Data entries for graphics
^^^^

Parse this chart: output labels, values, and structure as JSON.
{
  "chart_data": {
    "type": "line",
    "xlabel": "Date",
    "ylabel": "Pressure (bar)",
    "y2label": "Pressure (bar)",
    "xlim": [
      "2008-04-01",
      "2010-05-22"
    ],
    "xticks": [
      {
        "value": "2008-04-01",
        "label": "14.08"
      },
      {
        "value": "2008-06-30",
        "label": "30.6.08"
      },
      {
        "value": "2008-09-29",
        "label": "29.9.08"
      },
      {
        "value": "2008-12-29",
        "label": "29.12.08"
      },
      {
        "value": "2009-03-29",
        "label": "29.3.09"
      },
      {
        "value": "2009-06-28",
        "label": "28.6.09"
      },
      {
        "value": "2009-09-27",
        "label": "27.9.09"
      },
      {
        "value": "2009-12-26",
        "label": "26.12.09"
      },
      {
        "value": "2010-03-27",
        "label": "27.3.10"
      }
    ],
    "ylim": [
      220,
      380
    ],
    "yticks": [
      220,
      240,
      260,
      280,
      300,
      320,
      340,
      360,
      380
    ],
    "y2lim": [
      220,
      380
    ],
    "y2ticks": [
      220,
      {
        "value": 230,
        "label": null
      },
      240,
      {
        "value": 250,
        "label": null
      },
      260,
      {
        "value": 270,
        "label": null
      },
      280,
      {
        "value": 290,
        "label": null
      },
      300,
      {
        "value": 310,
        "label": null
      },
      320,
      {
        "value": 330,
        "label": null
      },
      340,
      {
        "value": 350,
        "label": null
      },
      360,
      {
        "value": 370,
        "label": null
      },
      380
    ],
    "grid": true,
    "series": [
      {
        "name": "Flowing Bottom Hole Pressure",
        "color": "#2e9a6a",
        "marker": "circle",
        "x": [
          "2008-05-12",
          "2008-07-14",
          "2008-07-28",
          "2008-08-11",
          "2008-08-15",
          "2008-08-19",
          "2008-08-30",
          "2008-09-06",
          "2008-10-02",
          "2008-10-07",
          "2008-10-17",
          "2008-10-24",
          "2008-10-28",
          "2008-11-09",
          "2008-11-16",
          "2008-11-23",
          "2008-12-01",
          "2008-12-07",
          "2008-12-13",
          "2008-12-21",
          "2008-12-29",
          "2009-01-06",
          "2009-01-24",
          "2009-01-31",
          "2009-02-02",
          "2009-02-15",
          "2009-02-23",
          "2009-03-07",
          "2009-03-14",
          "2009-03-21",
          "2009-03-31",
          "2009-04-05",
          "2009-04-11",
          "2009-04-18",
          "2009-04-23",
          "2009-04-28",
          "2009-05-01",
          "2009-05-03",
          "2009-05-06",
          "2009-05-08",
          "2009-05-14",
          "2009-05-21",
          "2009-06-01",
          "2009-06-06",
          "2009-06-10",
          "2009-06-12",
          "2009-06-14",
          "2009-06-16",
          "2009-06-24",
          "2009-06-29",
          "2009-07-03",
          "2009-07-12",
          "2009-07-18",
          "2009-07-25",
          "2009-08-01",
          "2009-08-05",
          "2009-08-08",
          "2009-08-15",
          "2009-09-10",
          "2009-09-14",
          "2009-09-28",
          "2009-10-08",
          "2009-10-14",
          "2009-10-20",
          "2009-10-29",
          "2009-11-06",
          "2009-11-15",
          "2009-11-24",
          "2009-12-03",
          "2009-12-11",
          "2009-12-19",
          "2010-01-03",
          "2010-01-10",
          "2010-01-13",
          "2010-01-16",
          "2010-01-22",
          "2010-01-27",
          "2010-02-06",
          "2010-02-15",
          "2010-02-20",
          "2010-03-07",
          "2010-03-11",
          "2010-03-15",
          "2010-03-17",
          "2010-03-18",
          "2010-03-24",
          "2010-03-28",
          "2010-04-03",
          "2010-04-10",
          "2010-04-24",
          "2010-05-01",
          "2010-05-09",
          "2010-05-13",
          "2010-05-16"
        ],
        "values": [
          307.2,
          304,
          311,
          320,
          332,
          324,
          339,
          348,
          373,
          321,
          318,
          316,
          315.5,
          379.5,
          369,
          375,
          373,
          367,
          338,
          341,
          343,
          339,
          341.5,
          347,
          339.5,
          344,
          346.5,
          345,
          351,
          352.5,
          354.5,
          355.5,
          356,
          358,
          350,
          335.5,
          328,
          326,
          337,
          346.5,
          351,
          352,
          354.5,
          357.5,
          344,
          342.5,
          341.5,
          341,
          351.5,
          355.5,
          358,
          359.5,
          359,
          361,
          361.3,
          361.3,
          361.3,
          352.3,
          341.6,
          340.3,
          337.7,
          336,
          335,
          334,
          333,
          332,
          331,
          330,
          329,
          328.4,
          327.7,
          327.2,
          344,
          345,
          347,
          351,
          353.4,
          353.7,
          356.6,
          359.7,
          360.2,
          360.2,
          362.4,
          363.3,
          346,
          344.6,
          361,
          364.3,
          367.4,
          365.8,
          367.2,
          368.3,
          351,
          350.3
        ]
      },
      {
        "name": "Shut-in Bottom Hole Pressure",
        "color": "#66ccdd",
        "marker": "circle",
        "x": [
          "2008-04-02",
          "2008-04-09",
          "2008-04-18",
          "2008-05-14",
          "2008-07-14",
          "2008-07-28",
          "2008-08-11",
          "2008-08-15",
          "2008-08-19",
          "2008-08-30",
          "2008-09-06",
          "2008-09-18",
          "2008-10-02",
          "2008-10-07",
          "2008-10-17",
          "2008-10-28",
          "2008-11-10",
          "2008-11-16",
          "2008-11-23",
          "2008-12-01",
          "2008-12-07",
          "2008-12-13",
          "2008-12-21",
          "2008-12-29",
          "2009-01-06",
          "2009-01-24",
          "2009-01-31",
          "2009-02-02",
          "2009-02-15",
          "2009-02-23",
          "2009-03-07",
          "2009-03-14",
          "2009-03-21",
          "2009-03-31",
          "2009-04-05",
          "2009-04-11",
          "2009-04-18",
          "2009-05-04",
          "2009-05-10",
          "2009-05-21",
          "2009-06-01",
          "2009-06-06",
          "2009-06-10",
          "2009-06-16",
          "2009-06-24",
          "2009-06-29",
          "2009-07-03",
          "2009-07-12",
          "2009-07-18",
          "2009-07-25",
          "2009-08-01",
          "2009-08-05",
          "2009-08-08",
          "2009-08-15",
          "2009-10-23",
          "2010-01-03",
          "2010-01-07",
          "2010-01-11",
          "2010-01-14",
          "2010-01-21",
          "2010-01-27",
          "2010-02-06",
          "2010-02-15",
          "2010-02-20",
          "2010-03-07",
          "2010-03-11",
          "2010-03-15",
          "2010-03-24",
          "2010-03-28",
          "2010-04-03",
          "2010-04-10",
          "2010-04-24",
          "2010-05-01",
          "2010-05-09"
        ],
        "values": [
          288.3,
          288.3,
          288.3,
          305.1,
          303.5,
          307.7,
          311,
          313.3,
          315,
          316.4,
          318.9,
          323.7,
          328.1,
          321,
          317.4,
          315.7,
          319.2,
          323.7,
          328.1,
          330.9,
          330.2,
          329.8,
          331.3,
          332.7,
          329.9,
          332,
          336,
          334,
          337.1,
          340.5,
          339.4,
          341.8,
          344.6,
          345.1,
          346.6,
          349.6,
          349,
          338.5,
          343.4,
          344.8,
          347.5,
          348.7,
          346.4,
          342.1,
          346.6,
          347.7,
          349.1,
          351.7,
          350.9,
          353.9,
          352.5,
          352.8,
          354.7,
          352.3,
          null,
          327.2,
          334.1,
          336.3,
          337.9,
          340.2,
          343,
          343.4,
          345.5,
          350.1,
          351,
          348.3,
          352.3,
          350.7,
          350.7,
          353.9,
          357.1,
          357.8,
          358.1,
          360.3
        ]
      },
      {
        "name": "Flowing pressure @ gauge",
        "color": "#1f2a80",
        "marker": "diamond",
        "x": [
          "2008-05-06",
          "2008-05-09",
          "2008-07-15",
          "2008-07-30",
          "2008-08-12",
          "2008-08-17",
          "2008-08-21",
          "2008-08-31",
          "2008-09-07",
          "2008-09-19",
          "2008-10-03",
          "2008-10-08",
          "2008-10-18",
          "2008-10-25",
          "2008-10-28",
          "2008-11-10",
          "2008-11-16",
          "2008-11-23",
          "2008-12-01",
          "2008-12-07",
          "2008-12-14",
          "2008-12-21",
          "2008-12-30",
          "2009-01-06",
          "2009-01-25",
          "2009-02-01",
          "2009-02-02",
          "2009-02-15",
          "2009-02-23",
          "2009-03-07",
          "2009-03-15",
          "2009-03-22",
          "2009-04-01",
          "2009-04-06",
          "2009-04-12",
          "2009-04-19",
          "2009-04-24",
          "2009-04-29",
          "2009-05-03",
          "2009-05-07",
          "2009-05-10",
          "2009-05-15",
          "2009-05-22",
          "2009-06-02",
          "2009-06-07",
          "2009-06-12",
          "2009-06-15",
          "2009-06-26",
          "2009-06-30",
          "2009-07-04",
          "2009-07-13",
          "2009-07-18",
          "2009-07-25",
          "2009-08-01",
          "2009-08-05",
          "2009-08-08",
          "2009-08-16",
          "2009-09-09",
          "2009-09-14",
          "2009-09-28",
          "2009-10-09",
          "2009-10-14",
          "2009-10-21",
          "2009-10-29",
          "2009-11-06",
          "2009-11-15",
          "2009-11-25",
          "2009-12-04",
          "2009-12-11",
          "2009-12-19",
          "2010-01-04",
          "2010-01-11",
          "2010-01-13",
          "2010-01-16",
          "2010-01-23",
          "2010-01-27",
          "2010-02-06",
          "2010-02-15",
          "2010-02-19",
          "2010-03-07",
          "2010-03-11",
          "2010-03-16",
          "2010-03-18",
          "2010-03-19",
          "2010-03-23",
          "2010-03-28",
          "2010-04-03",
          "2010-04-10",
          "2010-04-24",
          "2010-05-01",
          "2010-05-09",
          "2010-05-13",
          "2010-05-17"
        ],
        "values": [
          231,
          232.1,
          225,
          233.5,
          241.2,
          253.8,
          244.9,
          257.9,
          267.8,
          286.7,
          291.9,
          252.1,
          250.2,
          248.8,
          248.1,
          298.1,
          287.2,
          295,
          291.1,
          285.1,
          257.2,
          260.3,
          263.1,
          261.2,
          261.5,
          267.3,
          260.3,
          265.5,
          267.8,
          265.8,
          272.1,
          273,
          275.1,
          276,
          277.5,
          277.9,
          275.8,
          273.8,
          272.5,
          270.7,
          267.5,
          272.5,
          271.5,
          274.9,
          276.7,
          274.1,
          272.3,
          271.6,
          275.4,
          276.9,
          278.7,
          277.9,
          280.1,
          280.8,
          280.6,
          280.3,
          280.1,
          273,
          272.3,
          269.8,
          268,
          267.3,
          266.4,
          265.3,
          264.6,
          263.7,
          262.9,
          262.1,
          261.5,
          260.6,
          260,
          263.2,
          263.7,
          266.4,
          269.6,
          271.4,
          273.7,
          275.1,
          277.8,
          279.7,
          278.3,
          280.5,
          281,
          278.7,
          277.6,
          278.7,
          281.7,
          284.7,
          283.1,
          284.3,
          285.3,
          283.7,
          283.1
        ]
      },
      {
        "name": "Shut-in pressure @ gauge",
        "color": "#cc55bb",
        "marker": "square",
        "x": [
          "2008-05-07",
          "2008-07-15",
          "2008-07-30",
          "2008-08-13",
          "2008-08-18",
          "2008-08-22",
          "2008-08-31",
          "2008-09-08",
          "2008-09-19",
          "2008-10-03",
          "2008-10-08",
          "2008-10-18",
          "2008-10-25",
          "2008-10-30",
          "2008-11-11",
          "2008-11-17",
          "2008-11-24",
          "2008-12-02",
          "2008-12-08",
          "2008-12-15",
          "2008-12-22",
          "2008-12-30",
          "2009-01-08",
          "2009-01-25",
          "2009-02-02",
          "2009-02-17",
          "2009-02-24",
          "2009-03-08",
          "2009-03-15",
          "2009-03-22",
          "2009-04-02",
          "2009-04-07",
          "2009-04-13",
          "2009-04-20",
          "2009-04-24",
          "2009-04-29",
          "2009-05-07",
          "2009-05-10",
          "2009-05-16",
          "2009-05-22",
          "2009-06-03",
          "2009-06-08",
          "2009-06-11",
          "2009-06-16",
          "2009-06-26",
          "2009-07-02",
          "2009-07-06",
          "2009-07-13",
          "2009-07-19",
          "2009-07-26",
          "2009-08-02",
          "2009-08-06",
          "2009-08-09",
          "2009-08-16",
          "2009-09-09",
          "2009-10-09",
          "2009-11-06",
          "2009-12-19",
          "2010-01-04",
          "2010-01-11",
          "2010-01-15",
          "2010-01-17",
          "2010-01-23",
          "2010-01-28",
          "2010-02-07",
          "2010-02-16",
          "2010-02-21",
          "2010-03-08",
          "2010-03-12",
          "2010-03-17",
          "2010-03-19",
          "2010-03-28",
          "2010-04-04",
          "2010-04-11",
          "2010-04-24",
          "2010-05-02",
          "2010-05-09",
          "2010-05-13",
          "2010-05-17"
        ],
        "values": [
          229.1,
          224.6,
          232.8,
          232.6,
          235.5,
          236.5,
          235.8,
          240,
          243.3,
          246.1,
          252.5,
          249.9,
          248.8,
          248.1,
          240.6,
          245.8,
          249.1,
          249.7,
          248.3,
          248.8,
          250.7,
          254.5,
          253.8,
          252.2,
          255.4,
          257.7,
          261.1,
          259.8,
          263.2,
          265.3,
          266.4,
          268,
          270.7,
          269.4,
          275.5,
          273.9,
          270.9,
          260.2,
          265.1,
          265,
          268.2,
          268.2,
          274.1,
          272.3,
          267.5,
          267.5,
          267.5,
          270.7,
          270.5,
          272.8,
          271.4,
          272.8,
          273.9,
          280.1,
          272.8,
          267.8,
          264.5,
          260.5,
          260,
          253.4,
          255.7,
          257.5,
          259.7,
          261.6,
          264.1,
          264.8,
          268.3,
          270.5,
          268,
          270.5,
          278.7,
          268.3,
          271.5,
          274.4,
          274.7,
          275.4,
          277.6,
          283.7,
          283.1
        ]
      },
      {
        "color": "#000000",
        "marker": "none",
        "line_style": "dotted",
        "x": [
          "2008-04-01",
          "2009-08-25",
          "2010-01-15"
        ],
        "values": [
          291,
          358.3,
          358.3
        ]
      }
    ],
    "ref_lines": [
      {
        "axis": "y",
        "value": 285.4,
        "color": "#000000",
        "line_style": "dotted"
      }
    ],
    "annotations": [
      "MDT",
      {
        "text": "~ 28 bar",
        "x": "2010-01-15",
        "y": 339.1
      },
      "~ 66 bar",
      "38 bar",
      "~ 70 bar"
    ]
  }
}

^^^^

Reply with only the number of lines in the entries that contain the word "Bottom".

2